» Problem description:
Copy each line of the material below that includes the string "勤務先で年末調整の計算はどのようにおこなっていますか".

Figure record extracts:
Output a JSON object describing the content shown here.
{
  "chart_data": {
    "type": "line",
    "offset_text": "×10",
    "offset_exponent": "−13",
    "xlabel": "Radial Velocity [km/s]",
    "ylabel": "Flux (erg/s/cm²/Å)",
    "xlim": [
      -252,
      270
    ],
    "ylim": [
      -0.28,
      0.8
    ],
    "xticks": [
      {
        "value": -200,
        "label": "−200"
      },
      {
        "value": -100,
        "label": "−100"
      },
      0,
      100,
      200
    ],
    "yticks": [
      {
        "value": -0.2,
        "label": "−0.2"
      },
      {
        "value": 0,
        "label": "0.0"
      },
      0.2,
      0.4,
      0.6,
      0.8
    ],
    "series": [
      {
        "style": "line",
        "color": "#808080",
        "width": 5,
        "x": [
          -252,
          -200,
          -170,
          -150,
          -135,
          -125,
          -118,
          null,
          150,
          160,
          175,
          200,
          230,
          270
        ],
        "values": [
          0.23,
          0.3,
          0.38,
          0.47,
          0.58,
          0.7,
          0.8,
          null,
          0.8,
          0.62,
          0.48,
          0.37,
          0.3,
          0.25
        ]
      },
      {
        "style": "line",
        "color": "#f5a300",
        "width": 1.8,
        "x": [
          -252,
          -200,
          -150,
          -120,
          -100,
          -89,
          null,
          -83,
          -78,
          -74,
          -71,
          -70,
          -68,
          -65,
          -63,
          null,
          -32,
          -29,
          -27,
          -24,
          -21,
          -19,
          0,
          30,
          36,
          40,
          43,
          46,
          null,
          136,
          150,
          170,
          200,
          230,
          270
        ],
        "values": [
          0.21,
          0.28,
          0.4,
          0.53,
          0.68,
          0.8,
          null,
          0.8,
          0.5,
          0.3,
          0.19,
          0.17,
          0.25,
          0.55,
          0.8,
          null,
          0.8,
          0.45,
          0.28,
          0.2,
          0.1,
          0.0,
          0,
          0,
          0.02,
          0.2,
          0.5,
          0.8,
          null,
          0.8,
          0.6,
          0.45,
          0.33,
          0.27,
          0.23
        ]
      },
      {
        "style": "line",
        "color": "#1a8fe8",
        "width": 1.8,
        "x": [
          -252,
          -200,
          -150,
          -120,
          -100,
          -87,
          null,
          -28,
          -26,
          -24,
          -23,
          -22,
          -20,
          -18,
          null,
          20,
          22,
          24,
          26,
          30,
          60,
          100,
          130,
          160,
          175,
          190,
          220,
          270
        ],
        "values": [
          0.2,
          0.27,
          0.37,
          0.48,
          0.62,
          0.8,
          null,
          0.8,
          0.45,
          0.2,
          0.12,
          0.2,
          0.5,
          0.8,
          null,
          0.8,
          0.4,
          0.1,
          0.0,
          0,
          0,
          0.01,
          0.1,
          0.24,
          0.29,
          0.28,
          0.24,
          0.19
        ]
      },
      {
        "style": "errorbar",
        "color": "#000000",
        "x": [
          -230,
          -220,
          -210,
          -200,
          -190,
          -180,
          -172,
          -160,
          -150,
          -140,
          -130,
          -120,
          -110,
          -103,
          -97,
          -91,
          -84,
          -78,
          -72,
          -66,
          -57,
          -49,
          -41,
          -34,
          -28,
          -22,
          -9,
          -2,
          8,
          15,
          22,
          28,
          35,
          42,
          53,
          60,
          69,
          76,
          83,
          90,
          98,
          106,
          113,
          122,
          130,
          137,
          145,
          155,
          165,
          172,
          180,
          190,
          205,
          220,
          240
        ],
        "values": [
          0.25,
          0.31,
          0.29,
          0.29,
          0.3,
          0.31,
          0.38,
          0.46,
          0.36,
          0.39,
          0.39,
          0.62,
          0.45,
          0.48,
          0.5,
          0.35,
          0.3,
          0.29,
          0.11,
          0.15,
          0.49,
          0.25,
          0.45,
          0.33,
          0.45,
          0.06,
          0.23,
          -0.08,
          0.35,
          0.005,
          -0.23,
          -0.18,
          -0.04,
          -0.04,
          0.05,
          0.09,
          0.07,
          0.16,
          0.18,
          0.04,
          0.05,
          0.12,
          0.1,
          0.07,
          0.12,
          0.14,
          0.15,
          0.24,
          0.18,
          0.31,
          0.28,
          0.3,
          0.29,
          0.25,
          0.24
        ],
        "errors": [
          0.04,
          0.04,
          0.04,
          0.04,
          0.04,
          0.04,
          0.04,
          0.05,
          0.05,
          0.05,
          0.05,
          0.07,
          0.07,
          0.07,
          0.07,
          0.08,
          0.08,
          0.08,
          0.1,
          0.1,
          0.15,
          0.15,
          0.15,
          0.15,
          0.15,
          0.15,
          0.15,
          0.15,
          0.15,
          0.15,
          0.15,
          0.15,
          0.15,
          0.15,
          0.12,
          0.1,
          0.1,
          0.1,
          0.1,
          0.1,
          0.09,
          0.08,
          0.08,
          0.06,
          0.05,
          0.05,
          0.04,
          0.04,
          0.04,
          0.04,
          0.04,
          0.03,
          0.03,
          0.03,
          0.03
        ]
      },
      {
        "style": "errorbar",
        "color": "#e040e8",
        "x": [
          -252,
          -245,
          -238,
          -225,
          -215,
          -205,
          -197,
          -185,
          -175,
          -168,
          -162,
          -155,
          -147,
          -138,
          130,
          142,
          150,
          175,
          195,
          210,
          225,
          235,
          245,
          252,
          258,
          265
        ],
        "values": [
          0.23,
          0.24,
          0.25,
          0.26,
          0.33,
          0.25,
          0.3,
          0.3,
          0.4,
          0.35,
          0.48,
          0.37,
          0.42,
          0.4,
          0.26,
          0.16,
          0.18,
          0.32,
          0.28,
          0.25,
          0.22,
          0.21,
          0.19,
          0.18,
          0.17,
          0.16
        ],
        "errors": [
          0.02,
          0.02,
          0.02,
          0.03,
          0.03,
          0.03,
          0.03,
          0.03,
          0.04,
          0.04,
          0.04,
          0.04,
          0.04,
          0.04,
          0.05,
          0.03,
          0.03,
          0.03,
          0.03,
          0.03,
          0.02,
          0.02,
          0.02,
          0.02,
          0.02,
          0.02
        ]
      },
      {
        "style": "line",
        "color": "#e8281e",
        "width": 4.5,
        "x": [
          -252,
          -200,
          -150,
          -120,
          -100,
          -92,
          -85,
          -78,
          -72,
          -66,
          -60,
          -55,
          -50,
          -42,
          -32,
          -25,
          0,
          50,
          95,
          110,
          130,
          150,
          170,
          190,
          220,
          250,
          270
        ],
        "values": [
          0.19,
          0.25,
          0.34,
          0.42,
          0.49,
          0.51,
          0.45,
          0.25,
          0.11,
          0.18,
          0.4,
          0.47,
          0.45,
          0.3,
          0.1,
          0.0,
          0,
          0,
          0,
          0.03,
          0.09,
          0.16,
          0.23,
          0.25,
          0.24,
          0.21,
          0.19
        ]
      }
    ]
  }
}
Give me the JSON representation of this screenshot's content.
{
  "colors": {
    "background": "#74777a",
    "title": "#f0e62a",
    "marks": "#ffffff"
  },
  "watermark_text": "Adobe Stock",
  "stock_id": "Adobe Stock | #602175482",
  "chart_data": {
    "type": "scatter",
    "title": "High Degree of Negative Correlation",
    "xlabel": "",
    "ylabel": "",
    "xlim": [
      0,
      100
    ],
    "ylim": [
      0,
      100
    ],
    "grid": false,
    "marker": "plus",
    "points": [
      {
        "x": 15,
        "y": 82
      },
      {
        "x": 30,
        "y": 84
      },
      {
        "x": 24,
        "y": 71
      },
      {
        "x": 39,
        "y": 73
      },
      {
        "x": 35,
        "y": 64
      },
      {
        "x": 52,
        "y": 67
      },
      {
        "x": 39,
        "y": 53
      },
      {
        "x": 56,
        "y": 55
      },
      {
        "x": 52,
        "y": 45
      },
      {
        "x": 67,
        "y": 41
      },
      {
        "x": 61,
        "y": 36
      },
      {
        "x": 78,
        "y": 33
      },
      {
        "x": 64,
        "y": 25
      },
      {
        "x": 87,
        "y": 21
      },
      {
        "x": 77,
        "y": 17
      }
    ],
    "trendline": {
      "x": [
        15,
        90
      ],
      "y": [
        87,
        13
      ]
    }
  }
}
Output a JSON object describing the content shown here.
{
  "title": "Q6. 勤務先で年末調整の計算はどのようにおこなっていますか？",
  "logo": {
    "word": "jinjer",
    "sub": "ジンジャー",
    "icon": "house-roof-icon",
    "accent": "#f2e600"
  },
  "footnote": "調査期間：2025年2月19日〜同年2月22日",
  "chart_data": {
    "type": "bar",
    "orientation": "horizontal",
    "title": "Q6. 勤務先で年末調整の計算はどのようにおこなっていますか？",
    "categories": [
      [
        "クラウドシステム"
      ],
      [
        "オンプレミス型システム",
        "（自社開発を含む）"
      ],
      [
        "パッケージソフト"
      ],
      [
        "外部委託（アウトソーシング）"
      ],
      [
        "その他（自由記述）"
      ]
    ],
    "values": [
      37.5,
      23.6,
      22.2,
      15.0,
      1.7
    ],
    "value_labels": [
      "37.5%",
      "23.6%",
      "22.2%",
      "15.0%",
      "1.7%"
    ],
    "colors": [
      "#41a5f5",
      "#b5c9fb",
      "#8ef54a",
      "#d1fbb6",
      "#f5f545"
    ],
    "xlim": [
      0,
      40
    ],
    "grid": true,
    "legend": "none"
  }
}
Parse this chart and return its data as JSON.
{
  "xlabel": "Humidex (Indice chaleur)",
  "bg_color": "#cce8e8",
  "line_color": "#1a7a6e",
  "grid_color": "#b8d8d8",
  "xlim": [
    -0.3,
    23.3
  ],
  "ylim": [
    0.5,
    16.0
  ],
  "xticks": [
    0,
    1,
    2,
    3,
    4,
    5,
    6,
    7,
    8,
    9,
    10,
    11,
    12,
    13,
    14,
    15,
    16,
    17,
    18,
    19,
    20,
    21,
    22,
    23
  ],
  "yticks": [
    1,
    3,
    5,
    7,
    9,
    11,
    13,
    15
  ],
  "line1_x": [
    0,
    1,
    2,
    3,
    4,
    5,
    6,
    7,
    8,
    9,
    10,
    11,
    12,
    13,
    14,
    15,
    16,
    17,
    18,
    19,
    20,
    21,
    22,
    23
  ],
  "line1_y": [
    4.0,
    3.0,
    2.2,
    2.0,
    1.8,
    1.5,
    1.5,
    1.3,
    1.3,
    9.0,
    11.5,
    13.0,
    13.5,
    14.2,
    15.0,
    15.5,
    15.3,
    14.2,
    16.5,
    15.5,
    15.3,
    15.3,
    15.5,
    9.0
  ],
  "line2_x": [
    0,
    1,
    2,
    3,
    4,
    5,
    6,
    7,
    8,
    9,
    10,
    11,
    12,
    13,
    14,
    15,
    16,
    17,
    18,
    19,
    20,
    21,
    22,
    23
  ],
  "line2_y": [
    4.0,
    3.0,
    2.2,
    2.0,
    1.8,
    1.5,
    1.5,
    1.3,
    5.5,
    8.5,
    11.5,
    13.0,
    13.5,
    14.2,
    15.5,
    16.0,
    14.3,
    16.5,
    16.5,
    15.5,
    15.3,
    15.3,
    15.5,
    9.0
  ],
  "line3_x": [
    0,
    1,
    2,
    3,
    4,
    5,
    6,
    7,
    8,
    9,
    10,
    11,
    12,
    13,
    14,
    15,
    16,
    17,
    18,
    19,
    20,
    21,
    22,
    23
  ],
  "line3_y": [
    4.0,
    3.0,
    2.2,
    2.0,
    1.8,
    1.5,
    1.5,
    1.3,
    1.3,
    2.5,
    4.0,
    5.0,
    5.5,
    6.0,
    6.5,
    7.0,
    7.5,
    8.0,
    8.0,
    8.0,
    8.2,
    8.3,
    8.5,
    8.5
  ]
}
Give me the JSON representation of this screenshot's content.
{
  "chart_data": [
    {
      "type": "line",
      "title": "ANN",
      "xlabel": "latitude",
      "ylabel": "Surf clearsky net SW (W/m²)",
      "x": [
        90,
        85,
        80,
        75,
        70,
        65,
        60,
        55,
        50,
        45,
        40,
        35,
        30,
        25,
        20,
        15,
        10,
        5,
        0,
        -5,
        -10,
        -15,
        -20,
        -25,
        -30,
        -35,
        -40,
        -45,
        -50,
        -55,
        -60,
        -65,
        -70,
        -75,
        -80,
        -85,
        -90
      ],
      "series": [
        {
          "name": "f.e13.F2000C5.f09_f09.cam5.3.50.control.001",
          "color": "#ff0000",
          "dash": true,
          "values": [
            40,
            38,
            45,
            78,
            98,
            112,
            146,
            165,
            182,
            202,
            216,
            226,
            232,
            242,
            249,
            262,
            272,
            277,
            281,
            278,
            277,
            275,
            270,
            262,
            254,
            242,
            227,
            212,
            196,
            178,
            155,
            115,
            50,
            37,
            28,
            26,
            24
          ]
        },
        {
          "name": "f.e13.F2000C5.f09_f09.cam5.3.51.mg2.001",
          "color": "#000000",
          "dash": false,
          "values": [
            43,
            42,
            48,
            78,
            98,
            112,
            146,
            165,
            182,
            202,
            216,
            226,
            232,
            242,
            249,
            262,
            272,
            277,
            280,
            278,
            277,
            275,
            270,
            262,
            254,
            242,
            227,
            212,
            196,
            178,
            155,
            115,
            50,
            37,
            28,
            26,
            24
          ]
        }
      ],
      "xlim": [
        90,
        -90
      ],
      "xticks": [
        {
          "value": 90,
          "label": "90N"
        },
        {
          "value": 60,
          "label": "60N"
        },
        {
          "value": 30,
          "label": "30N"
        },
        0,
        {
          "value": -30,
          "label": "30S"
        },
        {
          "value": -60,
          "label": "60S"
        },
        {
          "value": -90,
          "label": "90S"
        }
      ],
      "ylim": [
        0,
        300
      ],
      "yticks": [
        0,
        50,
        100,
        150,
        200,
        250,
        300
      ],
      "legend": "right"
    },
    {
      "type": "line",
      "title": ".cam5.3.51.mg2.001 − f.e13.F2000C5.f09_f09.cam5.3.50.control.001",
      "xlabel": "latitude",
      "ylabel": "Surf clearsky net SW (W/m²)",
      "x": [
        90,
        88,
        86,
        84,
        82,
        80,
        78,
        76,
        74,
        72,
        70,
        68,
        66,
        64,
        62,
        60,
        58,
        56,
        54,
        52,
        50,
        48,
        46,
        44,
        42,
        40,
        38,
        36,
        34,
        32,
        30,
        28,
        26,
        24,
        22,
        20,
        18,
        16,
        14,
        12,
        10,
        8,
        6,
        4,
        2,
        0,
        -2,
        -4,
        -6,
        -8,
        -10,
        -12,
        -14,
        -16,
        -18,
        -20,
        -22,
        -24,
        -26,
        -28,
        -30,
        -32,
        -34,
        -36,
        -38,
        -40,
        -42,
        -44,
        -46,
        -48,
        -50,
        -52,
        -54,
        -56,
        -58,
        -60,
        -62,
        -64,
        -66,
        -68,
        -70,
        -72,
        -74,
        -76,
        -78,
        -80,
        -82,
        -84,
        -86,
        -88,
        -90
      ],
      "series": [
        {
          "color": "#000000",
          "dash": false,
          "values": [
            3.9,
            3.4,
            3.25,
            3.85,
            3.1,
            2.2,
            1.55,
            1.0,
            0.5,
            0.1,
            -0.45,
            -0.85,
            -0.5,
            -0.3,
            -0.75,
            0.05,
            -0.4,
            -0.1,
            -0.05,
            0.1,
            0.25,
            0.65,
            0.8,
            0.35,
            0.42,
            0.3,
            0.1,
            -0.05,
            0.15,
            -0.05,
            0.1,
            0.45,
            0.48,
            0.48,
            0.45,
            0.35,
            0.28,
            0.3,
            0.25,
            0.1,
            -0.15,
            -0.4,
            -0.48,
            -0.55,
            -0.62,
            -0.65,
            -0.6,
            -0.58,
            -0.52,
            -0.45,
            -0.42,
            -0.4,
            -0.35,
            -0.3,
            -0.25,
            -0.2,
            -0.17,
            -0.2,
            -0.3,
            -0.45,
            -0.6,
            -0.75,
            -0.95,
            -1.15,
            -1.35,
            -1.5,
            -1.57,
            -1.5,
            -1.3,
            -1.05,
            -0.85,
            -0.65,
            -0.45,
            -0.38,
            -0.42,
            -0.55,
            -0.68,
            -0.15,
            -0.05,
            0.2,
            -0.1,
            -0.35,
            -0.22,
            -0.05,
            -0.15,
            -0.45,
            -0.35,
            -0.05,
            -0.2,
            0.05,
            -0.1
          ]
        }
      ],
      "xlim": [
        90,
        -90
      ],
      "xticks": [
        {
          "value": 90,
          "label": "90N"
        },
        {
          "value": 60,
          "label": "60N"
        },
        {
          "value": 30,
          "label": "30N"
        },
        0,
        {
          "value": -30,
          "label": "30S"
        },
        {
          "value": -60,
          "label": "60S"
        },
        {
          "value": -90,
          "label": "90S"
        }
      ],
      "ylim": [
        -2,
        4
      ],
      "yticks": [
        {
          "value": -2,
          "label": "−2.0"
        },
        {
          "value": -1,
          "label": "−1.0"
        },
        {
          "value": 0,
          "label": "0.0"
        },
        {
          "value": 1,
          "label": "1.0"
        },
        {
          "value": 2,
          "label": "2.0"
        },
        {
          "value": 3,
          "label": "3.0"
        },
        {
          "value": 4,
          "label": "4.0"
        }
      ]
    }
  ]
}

» Answer:
  "title": "Q6. 勤務先で年末調整の計算はどのようにおこなっていますか？",
    "title": "Q6. 勤務先で年末調整の計算はどのようにおこなっていますか？",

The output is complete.